■ **Given instruction**: Copy the items from the start through the line containing "branch-node-process-management[interactable]: 流程管理 <box>350", swapping every "node-label" for "text-label" and leaving everything else unchanged.

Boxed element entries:
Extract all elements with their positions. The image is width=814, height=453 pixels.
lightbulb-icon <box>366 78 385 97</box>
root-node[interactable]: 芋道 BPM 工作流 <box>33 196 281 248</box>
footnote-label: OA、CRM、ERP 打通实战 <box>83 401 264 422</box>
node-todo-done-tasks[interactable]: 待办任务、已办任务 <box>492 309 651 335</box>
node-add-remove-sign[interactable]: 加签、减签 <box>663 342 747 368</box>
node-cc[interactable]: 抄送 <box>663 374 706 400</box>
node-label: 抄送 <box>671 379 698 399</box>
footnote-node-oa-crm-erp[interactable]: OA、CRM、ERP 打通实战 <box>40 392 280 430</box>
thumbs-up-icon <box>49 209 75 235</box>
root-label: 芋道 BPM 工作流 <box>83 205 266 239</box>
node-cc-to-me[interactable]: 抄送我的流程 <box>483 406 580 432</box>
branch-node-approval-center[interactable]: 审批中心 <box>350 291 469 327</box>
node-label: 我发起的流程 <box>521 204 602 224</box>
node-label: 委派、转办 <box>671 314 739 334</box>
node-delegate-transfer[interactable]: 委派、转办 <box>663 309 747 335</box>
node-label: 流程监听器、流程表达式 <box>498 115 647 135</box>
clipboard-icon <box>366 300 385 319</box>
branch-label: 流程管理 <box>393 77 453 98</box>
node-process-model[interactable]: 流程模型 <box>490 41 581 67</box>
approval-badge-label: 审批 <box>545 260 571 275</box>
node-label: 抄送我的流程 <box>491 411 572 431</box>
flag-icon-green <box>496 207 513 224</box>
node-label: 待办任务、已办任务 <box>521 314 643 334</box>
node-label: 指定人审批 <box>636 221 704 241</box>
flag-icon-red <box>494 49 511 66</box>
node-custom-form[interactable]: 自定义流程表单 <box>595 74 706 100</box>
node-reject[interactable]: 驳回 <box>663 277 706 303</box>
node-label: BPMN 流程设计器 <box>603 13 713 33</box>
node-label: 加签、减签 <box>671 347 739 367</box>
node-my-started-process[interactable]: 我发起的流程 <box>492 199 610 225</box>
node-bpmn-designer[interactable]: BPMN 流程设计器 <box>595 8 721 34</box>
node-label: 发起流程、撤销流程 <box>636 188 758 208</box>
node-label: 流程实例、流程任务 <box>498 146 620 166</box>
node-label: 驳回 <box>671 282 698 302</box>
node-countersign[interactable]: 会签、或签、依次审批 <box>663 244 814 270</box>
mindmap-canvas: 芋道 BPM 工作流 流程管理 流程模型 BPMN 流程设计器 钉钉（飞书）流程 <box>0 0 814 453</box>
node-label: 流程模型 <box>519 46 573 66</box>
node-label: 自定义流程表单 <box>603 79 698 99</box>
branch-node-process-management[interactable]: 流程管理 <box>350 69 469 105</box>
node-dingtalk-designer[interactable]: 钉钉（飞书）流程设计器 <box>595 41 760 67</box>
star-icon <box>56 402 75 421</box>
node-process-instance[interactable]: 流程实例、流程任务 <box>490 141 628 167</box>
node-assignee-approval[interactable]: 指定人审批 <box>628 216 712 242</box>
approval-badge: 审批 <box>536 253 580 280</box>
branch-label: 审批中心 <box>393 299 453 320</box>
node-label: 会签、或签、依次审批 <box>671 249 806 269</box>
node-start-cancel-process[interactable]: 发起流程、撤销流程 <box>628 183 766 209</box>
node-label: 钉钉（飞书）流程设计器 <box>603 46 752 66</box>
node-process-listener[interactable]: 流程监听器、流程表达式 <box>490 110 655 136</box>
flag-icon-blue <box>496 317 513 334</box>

■ **Written reply**:
Extract all elements with their positions. The image is width=814, height=453 pixels.
lightbulb-icon <box>366 78 385 97</box>
root-node[interactable]: 芋道 BPM 工作流 <box>33 196 281 248</box>
footnote-label: OA、CRM、ERP 打通实战 <box>83 401 264 422</box>
node-todo-done-tasks[interactable]: 待办任务、已办任务 <box>492 309 651 335</box>
node-add-remove-sign[interactable]: 加签、减签 <box>663 342 747 368</box>
node-cc[interactable]: 抄送 <box>663 374 706 400</box>
text-label: 抄送 <box>671 379 698 399</box>
footnote-node-oa-crm-erp[interactable]: OA、CRM、ERP 打通实战 <box>40 392 280 430</box>
thumbs-up-icon <box>49 209 75 235</box>
root-label: 芋道 BPM 工作流 <box>83 205 266 239</box>
node-cc-to-me[interactable]: 抄送我的流程 <box>483 406 580 432</box>
branch-node-approval-center[interactable]: 审批中心 <box>350 291 469 327</box>
text-label: 我发起的流程 <box>521 204 602 224</box>
text-label: 委派、转办 <box>671 314 739 334</box>
node-delegate-transfer[interactable]: 委派、转办 <box>663 309 747 335</box>
text-label: 流程监听器、流程表达式 <box>498 115 647 135</box>
clipboard-icon <box>366 300 385 319</box>
branch-label: 流程管理 <box>393 77 453 98</box>
node-process-model[interactable]: 流程模型 <box>490 41 581 67</box>
approval-badge-label: 审批 <box>545 260 571 275</box>
text-label: 抄送我的流程 <box>491 411 572 431</box>
flag-icon-green <box>496 207 513 224</box>
text-label: 待办任务、已办任务 <box>521 314 643 334</box>
text-label: 指定人审批 <box>636 221 704 241</box>
flag-icon-red <box>494 49 511 66</box>
node-custom-form[interactable]: 自定义流程表单 <box>595 74 706 100</box>
node-reject[interactable]: 驳回 <box>663 277 706 303</box>
text-label: BPMN 流程设计器 <box>603 13 713 33</box>
text-label: 加签、减签 <box>671 347 739 367</box>
node-my-started-process[interactable]: 我发起的流程 <box>492 199 610 225</box>
node-bpmn-designer[interactable]: BPMN 流程设计器 <box>595 8 721 34</box>
text-label: 发起流程、撤销流程 <box>636 188 758 208</box>
text-label: 流程实例、流程任务 <box>498 146 620 166</box>
text-label: 驳回 <box>671 282 698 302</box>
node-countersign[interactable]: 会签、或签、依次审批 <box>663 244 814 270</box>
mindmap-canvas: 芋道 BPM 工作流 流程管理 流程模型 BPMN 流程设计器 钉钉（飞书）流程 <box>0 0 814 453</box>
text-label: 流程模型 <box>519 46 573 66</box>
text-label: 自定义流程表单 <box>603 79 698 99</box>
branch-node-process-management[interactable]: 流程管理 <box>350 69 469 105</box>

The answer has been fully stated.